- _Provided entries_
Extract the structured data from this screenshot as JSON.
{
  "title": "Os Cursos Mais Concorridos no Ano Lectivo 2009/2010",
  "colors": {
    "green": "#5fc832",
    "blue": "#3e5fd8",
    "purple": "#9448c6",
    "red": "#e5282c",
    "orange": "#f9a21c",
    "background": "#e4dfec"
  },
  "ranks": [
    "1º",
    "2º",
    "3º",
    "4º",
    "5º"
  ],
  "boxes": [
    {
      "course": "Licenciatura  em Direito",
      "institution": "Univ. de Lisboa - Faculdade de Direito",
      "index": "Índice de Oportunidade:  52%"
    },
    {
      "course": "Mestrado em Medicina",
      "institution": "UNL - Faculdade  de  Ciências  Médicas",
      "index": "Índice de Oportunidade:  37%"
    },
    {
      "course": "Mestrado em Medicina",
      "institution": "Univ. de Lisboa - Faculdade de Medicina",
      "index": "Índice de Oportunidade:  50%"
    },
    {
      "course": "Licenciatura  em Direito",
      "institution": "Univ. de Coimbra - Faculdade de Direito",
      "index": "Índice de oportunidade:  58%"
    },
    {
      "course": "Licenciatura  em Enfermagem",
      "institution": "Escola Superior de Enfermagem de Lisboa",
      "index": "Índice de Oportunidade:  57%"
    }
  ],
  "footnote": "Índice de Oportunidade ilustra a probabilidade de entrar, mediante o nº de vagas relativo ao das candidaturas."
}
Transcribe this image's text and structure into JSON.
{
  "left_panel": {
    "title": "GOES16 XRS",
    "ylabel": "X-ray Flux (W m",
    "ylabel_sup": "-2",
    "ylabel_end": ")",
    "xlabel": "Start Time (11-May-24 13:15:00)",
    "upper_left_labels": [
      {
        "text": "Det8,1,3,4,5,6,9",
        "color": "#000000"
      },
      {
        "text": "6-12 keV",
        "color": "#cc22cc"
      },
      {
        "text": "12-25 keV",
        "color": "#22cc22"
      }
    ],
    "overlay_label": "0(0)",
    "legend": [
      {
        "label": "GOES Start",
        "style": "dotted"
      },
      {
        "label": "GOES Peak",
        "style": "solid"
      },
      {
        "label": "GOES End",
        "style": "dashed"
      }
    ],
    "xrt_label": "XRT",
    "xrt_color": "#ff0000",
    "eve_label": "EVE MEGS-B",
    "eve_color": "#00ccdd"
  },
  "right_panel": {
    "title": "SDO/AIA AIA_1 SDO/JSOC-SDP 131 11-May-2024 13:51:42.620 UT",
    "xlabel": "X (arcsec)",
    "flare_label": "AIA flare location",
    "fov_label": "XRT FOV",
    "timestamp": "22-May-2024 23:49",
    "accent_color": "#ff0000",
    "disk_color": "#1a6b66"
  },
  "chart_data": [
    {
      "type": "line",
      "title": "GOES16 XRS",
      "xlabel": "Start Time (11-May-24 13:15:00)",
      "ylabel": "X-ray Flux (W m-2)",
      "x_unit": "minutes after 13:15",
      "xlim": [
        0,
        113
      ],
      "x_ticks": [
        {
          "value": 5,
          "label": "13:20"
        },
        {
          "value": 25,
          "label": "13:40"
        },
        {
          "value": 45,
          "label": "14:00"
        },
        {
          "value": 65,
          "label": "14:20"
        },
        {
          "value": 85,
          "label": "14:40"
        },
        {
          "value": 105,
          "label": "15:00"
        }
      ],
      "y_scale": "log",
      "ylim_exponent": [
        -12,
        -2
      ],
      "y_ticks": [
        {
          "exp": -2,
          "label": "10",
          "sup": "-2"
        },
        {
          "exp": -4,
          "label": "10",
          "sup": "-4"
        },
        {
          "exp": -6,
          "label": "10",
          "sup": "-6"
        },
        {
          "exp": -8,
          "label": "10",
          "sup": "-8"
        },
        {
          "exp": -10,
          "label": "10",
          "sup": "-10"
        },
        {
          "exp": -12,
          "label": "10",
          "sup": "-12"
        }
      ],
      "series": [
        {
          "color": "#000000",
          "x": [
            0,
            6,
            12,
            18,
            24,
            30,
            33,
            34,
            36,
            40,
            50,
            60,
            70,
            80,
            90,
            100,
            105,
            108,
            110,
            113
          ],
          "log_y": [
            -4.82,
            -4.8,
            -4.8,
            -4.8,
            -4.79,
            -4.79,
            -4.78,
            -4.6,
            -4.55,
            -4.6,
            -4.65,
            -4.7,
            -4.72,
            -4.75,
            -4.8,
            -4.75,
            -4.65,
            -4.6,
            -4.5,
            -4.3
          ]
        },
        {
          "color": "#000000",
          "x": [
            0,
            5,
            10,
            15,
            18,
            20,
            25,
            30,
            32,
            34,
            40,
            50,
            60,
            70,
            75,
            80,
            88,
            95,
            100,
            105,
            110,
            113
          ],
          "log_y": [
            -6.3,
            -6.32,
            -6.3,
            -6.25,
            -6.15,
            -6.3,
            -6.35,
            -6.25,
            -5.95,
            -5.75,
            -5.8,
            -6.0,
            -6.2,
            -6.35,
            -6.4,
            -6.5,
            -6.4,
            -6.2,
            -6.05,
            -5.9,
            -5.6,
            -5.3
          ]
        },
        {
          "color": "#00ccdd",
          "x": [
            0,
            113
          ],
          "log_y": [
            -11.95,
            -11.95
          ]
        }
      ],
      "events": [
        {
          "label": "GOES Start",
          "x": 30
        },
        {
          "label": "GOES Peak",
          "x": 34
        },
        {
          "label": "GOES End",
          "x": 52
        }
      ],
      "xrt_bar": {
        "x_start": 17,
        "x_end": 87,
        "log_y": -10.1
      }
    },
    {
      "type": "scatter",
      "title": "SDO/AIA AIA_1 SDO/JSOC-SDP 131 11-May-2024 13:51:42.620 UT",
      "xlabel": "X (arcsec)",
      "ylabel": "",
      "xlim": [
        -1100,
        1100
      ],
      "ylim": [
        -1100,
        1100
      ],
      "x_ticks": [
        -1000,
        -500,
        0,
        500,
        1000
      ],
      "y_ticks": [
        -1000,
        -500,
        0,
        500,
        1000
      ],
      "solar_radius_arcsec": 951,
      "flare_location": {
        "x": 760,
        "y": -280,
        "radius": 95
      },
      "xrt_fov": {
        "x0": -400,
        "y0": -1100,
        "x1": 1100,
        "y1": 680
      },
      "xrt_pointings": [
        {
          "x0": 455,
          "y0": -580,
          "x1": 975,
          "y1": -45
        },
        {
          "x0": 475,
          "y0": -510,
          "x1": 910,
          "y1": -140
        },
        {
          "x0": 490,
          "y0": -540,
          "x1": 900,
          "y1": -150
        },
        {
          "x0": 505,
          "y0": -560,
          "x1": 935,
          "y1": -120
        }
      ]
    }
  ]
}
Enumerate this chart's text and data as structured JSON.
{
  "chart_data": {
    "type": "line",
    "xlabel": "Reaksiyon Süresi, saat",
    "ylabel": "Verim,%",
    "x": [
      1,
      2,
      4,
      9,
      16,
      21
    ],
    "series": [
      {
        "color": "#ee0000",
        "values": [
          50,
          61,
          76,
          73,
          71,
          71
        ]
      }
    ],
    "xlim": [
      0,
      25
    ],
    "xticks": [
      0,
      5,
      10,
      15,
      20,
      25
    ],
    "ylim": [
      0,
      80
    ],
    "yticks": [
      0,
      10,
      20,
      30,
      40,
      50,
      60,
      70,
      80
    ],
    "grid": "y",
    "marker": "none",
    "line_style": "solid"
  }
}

- _Problem to work on_
Copy all of the data. Keep every word exactly as it is.

- _Exercise result_
Extract the structured data from this screenshot as JSON.
{
  "title": "Os Cursos Mais Concorridos no Ano Lectivo 2009/2010",
  "colors": {
    "green": "#5fc832",
    "blue": "#3e5fd8",
    "purple": "#9448c6",
    "red": "#e5282c",
    "orange": "#f9a21c",
    "background": "#e4dfec"
  },
  "ranks": [
    "1º",
    "2º",
    "3º",
    "4º",
    "5º"
  ],
  "boxes": [
    {
      "course": "Licenciatura  em Direito",
      "institution": "Univ. de Lisboa - Faculdade de Direito",
      "index": "Índice de Oportunidade:  52%"
    },
    {
      "course": "Mestrado em Medicina",
      "institution": "UNL - Faculdade  de  Ciências  Médicas",
      "index": "Índice de Oportunidade:  37%"
    },
    {
      "course": "Mestrado em Medicina",
      "institution": "Univ. de Lisboa - Faculdade de Medicina",
      "index": "Índice de Oportunidade:  50%"
    },
    {
      "course": "Licenciatura  em Direito",
      "institution": "Univ. de Coimbra - Faculdade de Direito",
      "index": "Índice de oportunidade:  58%"
    },
    {
      "course": "Licenciatura  em Enfermagem",
      "institution": "Escola Superior de Enfermagem de Lisboa",
      "index": "Índice de Oportunidade:  57%"
    }
  ],
  "footnote": "Índice de Oportunidade ilustra a probabilidade de entrar, mediante o nº de vagas relativo ao das candidaturas."
}
Transcribe this image's text and structure into JSON.
{
  "left_panel": {
    "title": "GOES16 XRS",
    "ylabel": "X-ray Flux (W m",
    "ylabel_sup": "-2",
    "ylabel_end": ")",
    "xlabel": "Start Time (11-May-24 13:15:00)",
    "upper_left_labels": [
      {
        "text": "Det8,1,3,4,5,6,9",
        "color": "#000000"
      },
      {
        "text": "6-12 keV",
        "color": "#cc22cc"
      },
      {
        "text": "12-25 keV",
        "color": "#22cc22"
      }
    ],
    "overlay_label": "0(0)",
    "legend": [
      {
        "label": "GOES Start",
        "style": "dotted"
      },
      {
        "label": "GOES Peak",
        "style": "solid"
      },
      {
        "label": "GOES End",
        "style": "dashed"
      }
    ],
    "xrt_label": "XRT",
    "xrt_color": "#ff0000",
    "eve_label": "EVE MEGS-B",
    "eve_color": "#00ccdd"
  },
  "right_panel": {
    "title": "SDO/AIA AIA_1 SDO/JSOC-SDP 131 11-May-2024 13:51:42.620 UT",
    "xlabel": "X (arcsec)",
    "flare_label": "AIA flare location",
    "fov_label": "XRT FOV",
    "timestamp": "22-May-2024 23:49",
    "accent_color": "#ff0000",
    "disk_color": "#1a6b66"
  },
  "chart_data": [
    {
      "type": "line",
      "title": "GOES16 XRS",
      "xlabel": "Start Time (11-May-24 13:15:00)",
      "ylabel": "X-ray Flux (W m-2)",
      "x_unit": "minutes after 13:15",
      "xlim": [
        0,
        113
      ],
      "x_ticks": [
        {
          "value": 5,
          "label": "13:20"
        },
        {
          "value": 25,
          "label": "13:40"
        },
        {
          "value": 45,
          "label": "14:00"
        },
        {
          "value": 65,
          "label": "14:20"
        },
        {
          "value": 85,
          "label": "14:40"
        },
        {
          "value": 105,
          "label": "15:00"
        }
      ],
      "y_scale": "log",
      "ylim_exponent": [
        -12,
        -2
      ],
      "y_ticks": [
        {
          "exp": -2,
          "label": "10",
          "sup": "-2"
        },
        {
          "exp": -4,
          "label": "10",
          "sup": "-4"
        },
        {
          "exp": -6,
          "label": "10",
          "sup": "-6"
        },
        {
          "exp": -8,
          "label": "10",
          "sup": "-8"
        },
        {
          "exp": -10,
          "label": "10",
          "sup": "-10"
        },
        {
          "exp": -12,
          "label": "10",
          "sup": "-12"
        }
      ],
      "series": [
        {
          "color": "#000000",
          "x": [
            0,
            6,
            12,
            18,
            24,
            30,
            33,
            34,
            36,
            40,
            50,
            60,
            70,
            80,
            90,
            100,
            105,
            108,
            110,
            113
          ],
          "log_y": [
            -4.82,
            -4.8,
            -4.8,
            -4.8,
            -4.79,
            -4.79,
            -4.78,
            -4.6,
            -4.55,
            -4.6,
            -4.65,
            -4.7,
            -4.72,
            -4.75,
            -4.8,
            -4.75,
            -4.65,
            -4.6,
            -4.5,
            -4.3
          ]
        },
        {
          "color": "#000000",
          "x": [
            0,
            5,
            10,
            15,
            18,
            20,
            25,
            30,
            32,
            34,
            40,
            50,
            60,
            70,
            75,
            80,
            88,
            95,
            100,
            105,
            110,
            113
          ],
          "log_y": [
            -6.3,
            -6.32,
            -6.3,
            -6.25,
            -6.15,
            -6.3,
            -6.35,
            -6.25,
            -5.95,
            -5.75,
            -5.8,
            -6.0,
            -6.2,
            -6.35,
            -6.4,
            -6.5,
            -6.4,
            -6.2,
            -6.05,
            -5.9,
            -5.6,
            -5.3
          ]
        },
        {
          "color": "#00ccdd",
          "x": [
            0,
            113
          ],
          "log_y": [
            -11.95,
            -11.95
          ]
        }
      ],
      "events": [
        {
          "label": "GOES Start",
          "x": 30
        },
        {
          "label": "GOES Peak",
          "x": 34
        },
        {
          "label": "GOES End",
          "x": 52
        }
      ],
      "xrt_bar": {
        "x_start": 17,
        "x_end": 87,
        "log_y": -10.1
      }
    },
    {
      "type": "scatter",
      "title": "SDO/AIA AIA_1 SDO/JSOC-SDP 131 11-May-2024 13:51:42.620 UT",
      "xlabel": "X (arcsec)",
      "ylabel": "",
      "xlim": [
        -1100,
        1100
      ],
      "ylim": [
        -1100,
        1100
      ],
      "x_ticks": [
        -1000,
        -500,
        0,
        500,
        1000
      ],
      "y_ticks": [
        -1000,
        -500,
        0,
        500,
        1000
      ],
      "solar_radius_arcsec": 951,
      "flare_location": {
        "x": 760,
        "y": -280,
        "radius": 95
      },
      "xrt_fov": {
        "x0": -400,
        "y0": -1100,
        "x1": 1100,
        "y1": 680
      },
      "xrt_pointings": [
        {
          "x0": 455,
          "y0": -580,
          "x1": 975,
          "y1": -45
        },
        {
          "x0": 475,
          "y0": -510,
          "x1": 910,
          "y1": -140
        },
        {
          "x0": 490,
          "y0": -540,
          "x1": 900,
          "y1": -150
        },
        {
          "x0": 505,
          "y0": -560,
          "x1": 935,
          "y1": -120
        }
      ]
    }
  ]
}
Enumerate this chart's text and data as structured JSON.
{
  "chart_data": {
    "type": "line",
    "xlabel": "Reaksiyon Süresi, saat",
    "ylabel": "Verim,%",
    "x": [
      1,
      2,
      4,
      9,
      16,
      21
    ],
    "series": [
      {
        "color": "#ee0000",
        "values": [
          50,
          61,
          76,
          73,
          71,
          71
        ]
      }
    ],
    "xlim": [
      0,
      25
    ],
    "xticks": [
      0,
      5,
      10,
      15,
      20,
      25
    ],
    "ylim": [
      0,
      80
    ],
    "yticks": [
      0,
      10,
      20,
      30,
      40,
      50,
      60,
      70,
      80
    ],
    "grid": "y",
    "marker": "none",
    "line_style": "solid"
  }
}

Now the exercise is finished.